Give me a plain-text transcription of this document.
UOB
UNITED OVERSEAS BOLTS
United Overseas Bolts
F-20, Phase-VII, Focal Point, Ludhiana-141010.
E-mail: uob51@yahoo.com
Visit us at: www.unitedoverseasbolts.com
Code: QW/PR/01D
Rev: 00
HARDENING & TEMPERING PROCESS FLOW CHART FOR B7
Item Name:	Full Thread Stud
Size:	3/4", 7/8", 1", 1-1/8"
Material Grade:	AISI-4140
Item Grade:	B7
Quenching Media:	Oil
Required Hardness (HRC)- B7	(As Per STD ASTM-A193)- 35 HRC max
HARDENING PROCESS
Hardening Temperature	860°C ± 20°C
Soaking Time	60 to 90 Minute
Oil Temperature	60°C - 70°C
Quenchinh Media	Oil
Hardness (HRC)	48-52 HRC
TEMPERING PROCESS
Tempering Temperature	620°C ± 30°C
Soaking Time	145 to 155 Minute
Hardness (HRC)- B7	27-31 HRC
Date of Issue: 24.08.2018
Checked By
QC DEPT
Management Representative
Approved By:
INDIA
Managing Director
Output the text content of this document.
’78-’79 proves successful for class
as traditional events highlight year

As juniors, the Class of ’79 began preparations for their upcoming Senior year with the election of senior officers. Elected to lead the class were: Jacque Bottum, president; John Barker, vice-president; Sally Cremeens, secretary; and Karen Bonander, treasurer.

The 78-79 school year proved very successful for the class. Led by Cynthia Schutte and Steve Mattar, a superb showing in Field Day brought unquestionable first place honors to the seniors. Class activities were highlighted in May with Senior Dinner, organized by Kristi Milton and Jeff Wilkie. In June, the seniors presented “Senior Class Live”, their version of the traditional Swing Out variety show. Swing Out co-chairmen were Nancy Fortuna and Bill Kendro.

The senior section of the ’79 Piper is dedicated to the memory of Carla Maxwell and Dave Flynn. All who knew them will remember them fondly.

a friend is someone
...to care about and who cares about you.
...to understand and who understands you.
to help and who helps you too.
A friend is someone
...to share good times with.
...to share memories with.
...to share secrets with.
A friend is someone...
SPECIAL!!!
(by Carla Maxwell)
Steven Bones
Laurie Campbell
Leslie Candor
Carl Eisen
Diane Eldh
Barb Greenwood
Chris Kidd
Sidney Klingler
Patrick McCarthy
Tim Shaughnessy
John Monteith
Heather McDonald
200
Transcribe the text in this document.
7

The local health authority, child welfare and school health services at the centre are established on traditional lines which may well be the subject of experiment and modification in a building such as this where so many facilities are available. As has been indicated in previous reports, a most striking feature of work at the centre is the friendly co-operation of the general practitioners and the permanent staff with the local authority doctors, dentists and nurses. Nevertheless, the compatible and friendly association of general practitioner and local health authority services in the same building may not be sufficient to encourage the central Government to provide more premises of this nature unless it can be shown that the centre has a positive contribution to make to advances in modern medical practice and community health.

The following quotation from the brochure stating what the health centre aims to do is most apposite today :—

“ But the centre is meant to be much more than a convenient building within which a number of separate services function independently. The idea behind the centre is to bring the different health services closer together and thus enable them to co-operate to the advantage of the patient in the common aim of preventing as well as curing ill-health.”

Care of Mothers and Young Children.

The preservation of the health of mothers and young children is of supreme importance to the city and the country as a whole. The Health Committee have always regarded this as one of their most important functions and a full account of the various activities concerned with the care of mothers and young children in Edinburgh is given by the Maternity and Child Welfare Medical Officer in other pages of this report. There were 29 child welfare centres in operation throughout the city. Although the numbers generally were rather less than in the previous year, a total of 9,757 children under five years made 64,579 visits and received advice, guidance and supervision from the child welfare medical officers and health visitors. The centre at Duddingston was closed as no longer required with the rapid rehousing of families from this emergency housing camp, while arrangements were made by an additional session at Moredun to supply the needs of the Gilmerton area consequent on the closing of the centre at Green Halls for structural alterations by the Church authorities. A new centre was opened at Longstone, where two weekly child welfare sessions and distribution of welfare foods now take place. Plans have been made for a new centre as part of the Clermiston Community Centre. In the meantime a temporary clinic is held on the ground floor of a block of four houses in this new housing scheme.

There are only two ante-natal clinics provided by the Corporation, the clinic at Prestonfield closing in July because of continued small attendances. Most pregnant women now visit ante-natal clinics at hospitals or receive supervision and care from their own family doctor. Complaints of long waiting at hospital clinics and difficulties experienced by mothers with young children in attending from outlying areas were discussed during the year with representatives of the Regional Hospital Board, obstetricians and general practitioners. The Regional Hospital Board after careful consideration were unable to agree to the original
# # # # #
- _REQUIREMENTS_: Return all of the entries word for word.

- _EXERCISE RESPONSE_:
Give me a plain-text transcription of this document.
UOB
UNITED OVERSEAS BOLTS
United Overseas Bolts
F-20, Phase-VII, Focal Point, Ludhiana-141010.
E-mail: uob51@yahoo.com
Visit us at: www.unitedoverseasbolts.com
Code: QW/PR/01D
Rev: 00
HARDENING & TEMPERING PROCESS FLOW CHART FOR B7
Item Name:	Full Thread Stud
Size:	3/4", 7/8", 1", 1-1/8"
Material Grade:	AISI-4140
Item Grade:	B7
Quenching Media:	Oil
Required Hardness (HRC)- B7	(As Per STD ASTM-A193)- 35 HRC max
HARDENING PROCESS
Hardening Temperature	860°C ± 20°C
Soaking Time	60 to 90 Minute
Oil Temperature	60°C - 70°C
Quenchinh Media	Oil
Hardness (HRC)	48-52 HRC
TEMPERING PROCESS
Tempering Temperature	620°C ± 30°C
Soaking Time	145 to 155 Minute
Hardness (HRC)- B7	27-31 HRC
Date of Issue: 24.08.2018
Checked By
QC DEPT
Management Representative
Approved By:
INDIA
Managing Director
Output the text content of this document.
’78-’79 proves successful for class
as traditional events highlight year

As juniors, the Class of ’79 began preparations for their upcoming Senior year with the election of senior officers. Elected to lead the class were: Jacque Bottum, president; John Barker, vice-president; Sally Cremeens, secretary; and Karen Bonander, treasurer.

The 78-79 school year proved very successful for the class. Led by Cynthia Schutte and Steve Mattar, a superb showing in Field Day brought unquestionable first place honors to the seniors. Class activities were highlighted in May with Senior Dinner, organized by Kristi Milton and Jeff Wilkie. In June, the seniors presented “Senior Class Live”, their version of the traditional Swing Out variety show. Swing Out co-chairmen were Nancy Fortuna and Bill Kendro.

The senior section of the ’79 Piper is dedicated to the memory of Carla Maxwell and Dave Flynn. All who knew them will remember them fondly.

a friend is someone
...to care about and who cares about you.
...to understand and who understands you.
to help and who helps you too.
A friend is someone
...to share good times with.
...to share memories with.
...to share secrets with.
A friend is someone...
SPECIAL!!!
(by Carla Maxwell)
Steven Bones
Laurie Campbell
Leslie Candor
Carl Eisen
Diane Eldh
Barb Greenwood
Chris Kidd
Sidney Klingler
Patrick McCarthy
Tim Shaughnessy
John Monteith
Heather McDonald
200
Transcribe the text in this document.
7

The local health authority, child welfare and school health services at the centre are established on traditional lines which may well be the subject of experiment and modification in a building such as this where so many facilities are available. As has been indicated in previous reports, a most striking feature of work at the centre is the friendly co-operation of the general practitioners and the permanent staff with the local authority doctors, dentists and nurses. Nevertheless, the compatible and friendly association of general practitioner and local health authority services in the same building may not be sufficient to encourage the central Government to provide more premises of this nature unless it can be shown that the centre has a positive contribution to make to advances in modern medical practice and community health.

The following quotation from the brochure stating what the health centre aims to do is most apposite today :—

“ But the centre is meant to be much more than a convenient building within which a number of separate services function independently. The idea behind the centre is to bring the different health services closer together and thus enable them to co-operate to the advantage of the patient in the common aim of preventing as well as curing ill-health.”

Care of Mothers and Young Children.

The preservation of the health of mothers and young children is of supreme importance to the city and the country as a whole. The Health Committee have always regarded this as one of their most important functions and a full account of the various activities concerned with the care of mothers and young children in Edinburgh is given by the Maternity and Child Welfare Medical Officer in other pages of this report. There were 29 child welfare centres in operation throughout the city. Although the numbers generally were rather less than in the previous year, a total of 9,757 children under five years made 64,579 visits and received advice, guidance and supervision from the child welfare medical officers and health visitors. The centre at Duddingston was closed as no longer required with the rapid rehousing of families from this emergency housing camp, while arrangements were made by an additional session at Moredun to supply the needs of the Gilmerton area consequent on the closing of the centre at Green Halls for structural alterations by the Church authorities. A new centre was opened at Longstone, where two weekly child welfare sessions and distribution of welfare foods now take place. Plans have been made for a new centre as part of the Clermiston Community Centre. In the meantime a temporary clinic is held on the ground floor of a block of four houses in this new housing scheme.

There are only two ante-natal clinics provided by the Corporation, the clinic at Prestonfield closing in July because of continued small attendances. Most pregnant women now visit ante-natal clinics at hospitals or receive supervision and care from their own family doctor. Complaints of long waiting at hospital clinics and difficulties experienced by mothers with young children in attending from outlying areas were discussed during the year with representatives of the Regional Hospital Board, obstetricians and general practitioners. The Regional Hospital Board after careful consideration were unable to agree to the original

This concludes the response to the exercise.